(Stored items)
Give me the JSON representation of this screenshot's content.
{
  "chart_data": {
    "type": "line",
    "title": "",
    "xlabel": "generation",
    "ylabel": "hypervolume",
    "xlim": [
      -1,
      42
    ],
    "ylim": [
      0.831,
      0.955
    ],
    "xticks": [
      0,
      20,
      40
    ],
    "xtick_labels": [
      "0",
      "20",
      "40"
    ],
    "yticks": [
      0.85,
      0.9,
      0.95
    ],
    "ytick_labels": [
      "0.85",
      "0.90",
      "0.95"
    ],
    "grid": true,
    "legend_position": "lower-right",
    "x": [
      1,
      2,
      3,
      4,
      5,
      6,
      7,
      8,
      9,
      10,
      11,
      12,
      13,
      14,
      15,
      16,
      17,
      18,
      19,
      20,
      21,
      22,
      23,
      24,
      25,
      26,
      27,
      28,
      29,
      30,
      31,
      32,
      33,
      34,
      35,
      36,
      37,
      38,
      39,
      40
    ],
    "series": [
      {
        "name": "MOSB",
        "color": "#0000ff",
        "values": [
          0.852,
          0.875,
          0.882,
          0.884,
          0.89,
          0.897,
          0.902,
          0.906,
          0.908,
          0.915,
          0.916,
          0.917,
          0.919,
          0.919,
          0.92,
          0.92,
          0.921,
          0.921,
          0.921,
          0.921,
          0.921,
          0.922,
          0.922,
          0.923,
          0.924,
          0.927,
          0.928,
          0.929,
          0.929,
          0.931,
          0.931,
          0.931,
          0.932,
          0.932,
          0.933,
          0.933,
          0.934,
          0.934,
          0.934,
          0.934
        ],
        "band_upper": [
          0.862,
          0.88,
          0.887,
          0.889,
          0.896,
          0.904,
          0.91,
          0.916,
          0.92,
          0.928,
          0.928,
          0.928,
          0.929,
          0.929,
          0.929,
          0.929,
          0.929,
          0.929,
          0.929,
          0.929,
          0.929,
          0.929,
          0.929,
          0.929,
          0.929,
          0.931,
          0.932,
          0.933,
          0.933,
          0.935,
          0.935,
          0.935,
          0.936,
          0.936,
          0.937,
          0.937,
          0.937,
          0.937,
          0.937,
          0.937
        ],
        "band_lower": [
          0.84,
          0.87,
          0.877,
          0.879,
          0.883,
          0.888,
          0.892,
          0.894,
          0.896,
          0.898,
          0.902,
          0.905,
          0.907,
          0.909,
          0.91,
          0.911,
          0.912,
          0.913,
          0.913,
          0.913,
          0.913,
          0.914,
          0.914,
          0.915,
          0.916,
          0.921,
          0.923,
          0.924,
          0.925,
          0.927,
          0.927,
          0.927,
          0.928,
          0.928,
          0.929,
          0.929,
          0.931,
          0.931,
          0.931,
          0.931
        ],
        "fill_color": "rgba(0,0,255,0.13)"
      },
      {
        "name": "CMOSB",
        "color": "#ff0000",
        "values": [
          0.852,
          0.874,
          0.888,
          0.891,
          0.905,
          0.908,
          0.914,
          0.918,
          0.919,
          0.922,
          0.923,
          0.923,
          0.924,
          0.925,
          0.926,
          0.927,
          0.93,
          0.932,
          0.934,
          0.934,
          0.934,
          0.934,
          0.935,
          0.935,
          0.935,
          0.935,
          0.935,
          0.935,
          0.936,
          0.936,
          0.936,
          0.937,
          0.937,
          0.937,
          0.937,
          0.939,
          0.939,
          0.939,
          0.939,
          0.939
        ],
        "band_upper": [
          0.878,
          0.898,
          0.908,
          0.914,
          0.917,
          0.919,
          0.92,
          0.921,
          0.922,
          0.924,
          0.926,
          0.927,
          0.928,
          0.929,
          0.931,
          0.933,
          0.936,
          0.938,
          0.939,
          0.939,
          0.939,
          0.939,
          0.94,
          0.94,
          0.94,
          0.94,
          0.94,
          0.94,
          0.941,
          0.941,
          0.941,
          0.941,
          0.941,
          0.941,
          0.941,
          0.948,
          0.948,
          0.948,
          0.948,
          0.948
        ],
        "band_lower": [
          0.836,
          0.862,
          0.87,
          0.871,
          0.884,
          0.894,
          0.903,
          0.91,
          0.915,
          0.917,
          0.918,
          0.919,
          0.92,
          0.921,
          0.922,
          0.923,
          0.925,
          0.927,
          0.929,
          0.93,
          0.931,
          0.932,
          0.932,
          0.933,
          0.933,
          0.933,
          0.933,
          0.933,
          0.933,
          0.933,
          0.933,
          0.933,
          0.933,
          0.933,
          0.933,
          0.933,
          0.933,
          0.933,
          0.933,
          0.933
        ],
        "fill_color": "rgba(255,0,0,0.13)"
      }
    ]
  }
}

→ What is asked
Wherever a line in the data above holds "rgba", copy that line.

→ Task result
        "fill_color": "rgba(0,0,255,0.13)"
        "fill_color": "rgba(255,0,0,0.13)"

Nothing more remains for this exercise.